--- RECORDS FOR THIS EXERCISE ---

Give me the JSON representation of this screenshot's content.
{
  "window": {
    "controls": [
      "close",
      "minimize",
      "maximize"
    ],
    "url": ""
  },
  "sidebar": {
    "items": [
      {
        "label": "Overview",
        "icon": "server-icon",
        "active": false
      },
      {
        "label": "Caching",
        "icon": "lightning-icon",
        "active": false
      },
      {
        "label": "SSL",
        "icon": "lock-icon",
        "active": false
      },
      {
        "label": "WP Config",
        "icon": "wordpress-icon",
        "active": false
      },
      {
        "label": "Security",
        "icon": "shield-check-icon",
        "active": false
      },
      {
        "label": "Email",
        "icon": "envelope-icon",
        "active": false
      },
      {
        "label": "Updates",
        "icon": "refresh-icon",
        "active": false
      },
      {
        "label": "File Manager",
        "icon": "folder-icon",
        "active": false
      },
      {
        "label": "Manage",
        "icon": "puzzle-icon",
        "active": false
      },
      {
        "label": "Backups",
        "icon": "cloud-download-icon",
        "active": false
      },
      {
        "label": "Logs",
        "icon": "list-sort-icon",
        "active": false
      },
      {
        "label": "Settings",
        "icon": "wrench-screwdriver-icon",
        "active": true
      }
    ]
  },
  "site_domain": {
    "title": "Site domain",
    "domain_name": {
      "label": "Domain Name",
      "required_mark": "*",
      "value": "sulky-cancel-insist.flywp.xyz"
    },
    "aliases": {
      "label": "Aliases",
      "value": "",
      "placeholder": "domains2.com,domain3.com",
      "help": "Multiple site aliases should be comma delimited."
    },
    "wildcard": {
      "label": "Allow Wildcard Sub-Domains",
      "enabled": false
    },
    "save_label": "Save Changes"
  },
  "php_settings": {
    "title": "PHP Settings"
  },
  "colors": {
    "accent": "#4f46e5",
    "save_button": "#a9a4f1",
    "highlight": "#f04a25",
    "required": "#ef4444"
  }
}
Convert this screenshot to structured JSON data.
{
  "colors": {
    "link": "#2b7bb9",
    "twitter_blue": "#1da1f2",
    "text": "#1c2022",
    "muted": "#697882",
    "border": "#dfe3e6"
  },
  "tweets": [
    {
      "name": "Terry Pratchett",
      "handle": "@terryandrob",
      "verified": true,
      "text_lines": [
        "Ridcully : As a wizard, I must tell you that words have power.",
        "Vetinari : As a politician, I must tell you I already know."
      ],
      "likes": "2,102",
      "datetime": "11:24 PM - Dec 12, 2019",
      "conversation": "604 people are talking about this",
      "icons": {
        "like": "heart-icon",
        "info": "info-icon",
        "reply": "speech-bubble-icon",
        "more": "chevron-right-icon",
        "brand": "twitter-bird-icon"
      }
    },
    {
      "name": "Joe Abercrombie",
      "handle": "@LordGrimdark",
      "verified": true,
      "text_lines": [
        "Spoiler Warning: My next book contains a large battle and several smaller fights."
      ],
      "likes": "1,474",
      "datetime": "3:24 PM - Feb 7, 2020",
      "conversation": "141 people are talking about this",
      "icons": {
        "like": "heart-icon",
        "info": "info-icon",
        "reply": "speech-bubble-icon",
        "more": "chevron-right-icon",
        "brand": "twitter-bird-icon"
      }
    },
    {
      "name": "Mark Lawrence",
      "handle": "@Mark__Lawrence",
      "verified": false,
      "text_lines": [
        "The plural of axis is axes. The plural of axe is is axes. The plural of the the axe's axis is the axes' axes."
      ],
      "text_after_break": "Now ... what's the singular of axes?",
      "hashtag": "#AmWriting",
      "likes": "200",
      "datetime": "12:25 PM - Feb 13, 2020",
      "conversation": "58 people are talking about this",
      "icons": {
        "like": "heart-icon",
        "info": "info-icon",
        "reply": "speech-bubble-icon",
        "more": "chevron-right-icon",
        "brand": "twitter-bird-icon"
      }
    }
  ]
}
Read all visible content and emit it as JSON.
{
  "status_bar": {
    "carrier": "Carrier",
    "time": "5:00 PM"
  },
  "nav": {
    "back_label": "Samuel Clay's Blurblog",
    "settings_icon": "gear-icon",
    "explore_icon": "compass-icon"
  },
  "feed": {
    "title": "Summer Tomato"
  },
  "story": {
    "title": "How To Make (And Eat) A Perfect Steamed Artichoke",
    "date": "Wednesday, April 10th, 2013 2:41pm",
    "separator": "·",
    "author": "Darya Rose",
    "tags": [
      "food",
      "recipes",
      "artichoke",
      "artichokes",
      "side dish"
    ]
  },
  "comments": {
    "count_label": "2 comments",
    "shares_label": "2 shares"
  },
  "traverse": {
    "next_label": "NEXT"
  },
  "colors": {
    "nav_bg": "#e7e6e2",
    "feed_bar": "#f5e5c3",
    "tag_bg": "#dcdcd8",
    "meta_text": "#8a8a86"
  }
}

---

AIM OF THE EXERCISE: Reproduce the listing in full. Keep it exactly as written.

SOLUTION BELOW:
Give me the JSON representation of this screenshot's content.
{
  "window": {
    "controls": [
      "close",
      "minimize",
      "maximize"
    ],
    "url": ""
  },
  "sidebar": {
    "items": [
      {
        "label": "Overview",
        "icon": "server-icon",
        "active": false
      },
      {
        "label": "Caching",
        "icon": "lightning-icon",
        "active": false
      },
      {
        "label": "SSL",
        "icon": "lock-icon",
        "active": false
      },
      {
        "label": "WP Config",
        "icon": "wordpress-icon",
        "active": false
      },
      {
        "label": "Security",
        "icon": "shield-check-icon",
        "active": false
      },
      {
        "label": "Email",
        "icon": "envelope-icon",
        "active": false
      },
      {
        "label": "Updates",
        "icon": "refresh-icon",
        "active": false
      },
      {
        "label": "File Manager",
        "icon": "folder-icon",
        "active": false
      },
      {
        "label": "Manage",
        "icon": "puzzle-icon",
        "active": false
      },
      {
        "label": "Backups",
        "icon": "cloud-download-icon",
        "active": false
      },
      {
        "label": "Logs",
        "icon": "list-sort-icon",
        "active": false
      },
      {
        "label": "Settings",
        "icon": "wrench-screwdriver-icon",
        "active": true
      }
    ]
  },
  "site_domain": {
    "title": "Site domain",
    "domain_name": {
      "label": "Domain Name",
      "required_mark": "*",
      "value": "sulky-cancel-insist.flywp.xyz"
    },
    "aliases": {
      "label": "Aliases",
      "value": "",
      "placeholder": "domains2.com,domain3.com",
      "help": "Multiple site aliases should be comma delimited."
    },
    "wildcard": {
      "label": "Allow Wildcard Sub-Domains",
      "enabled": false
    },
    "save_label": "Save Changes"
  },
  "php_settings": {
    "title": "PHP Settings"
  },
  "colors": {
    "accent": "#4f46e5",
    "save_button": "#a9a4f1",
    "highlight": "#f04a25",
    "required": "#ef4444"
  }
}
Convert this screenshot to structured JSON data.
{
  "colors": {
    "link": "#2b7bb9",
    "twitter_blue": "#1da1f2",
    "text": "#1c2022",
    "muted": "#697882",
    "border": "#dfe3e6"
  },
  "tweets": [
    {
      "name": "Terry Pratchett",
      "handle": "@terryandrob",
      "verified": true,
      "text_lines": [
        "Ridcully : As a wizard, I must tell you that words have power.",
        "Vetinari : As a politician, I must tell you I already know."
      ],
      "likes": "2,102",
      "datetime": "11:24 PM - Dec 12, 2019",
      "conversation": "604 people are talking about this",
      "icons": {
        "like": "heart-icon",
        "info": "info-icon",
        "reply": "speech-bubble-icon",
        "more": "chevron-right-icon",
        "brand": "twitter-bird-icon"
      }
    },
    {
      "name": "Joe Abercrombie",
      "handle": "@LordGrimdark",
      "verified": true,
      "text_lines": [
        "Spoiler Warning: My next book contains a large battle and several smaller fights."
      ],
      "likes": "1,474",
      "datetime": "3:24 PM - Feb 7, 2020",
      "conversation": "141 people are talking about this",
      "icons": {
        "like": "heart-icon",
        "info": "info-icon",
        "reply": "speech-bubble-icon",
        "more": "chevron-right-icon",
        "brand": "twitter-bird-icon"
      }
    },
    {
      "name": "Mark Lawrence",
      "handle": "@Mark__Lawrence",
      "verified": false,
      "text_lines": [
        "The plural of axis is axes. The plural of axe is is axes. The plural of the the axe's axis is the axes' axes."
      ],
      "text_after_break": "Now ... what's the singular of axes?",
      "hashtag": "#AmWriting",
      "likes": "200",
      "datetime": "12:25 PM - Feb 13, 2020",
      "conversation": "58 people are talking about this",
      "icons": {
        "like": "heart-icon",
        "info": "info-icon",
        "reply": "speech-bubble-icon",
        "more": "chevron-right-icon",
        "brand": "twitter-bird-icon"
      }
    }
  ]
}
Read all visible content and emit it as JSON.
{
  "status_bar": {
    "carrier": "Carrier",
    "time": "5:00 PM"
  },
  "nav": {
    "back_label": "Samuel Clay's Blurblog",
    "settings_icon": "gear-icon",
    "explore_icon": "compass-icon"
  },
  "feed": {
    "title": "Summer Tomato"
  },
  "story": {
    "title": "How To Make (And Eat) A Perfect Steamed Artichoke",
    "date": "Wednesday, April 10th, 2013 2:41pm",
    "separator": "·",
    "author": "Darya Rose",
    "tags": [
      "food",
      "recipes",
      "artichoke",
      "artichokes",
      "side dish"
    ]
  },
  "comments": {
    "count_label": "2 comments",
    "shares_label": "2 shares"
  },
  "traverse": {
    "next_label": "NEXT"
  },
  "colors": {
    "nav_bg": "#e7e6e2",
    "feed_bar": "#f5e5c3",
    "tag_bg": "#dcdcd8",
    "meta_text": "#8a8a86"
  }
}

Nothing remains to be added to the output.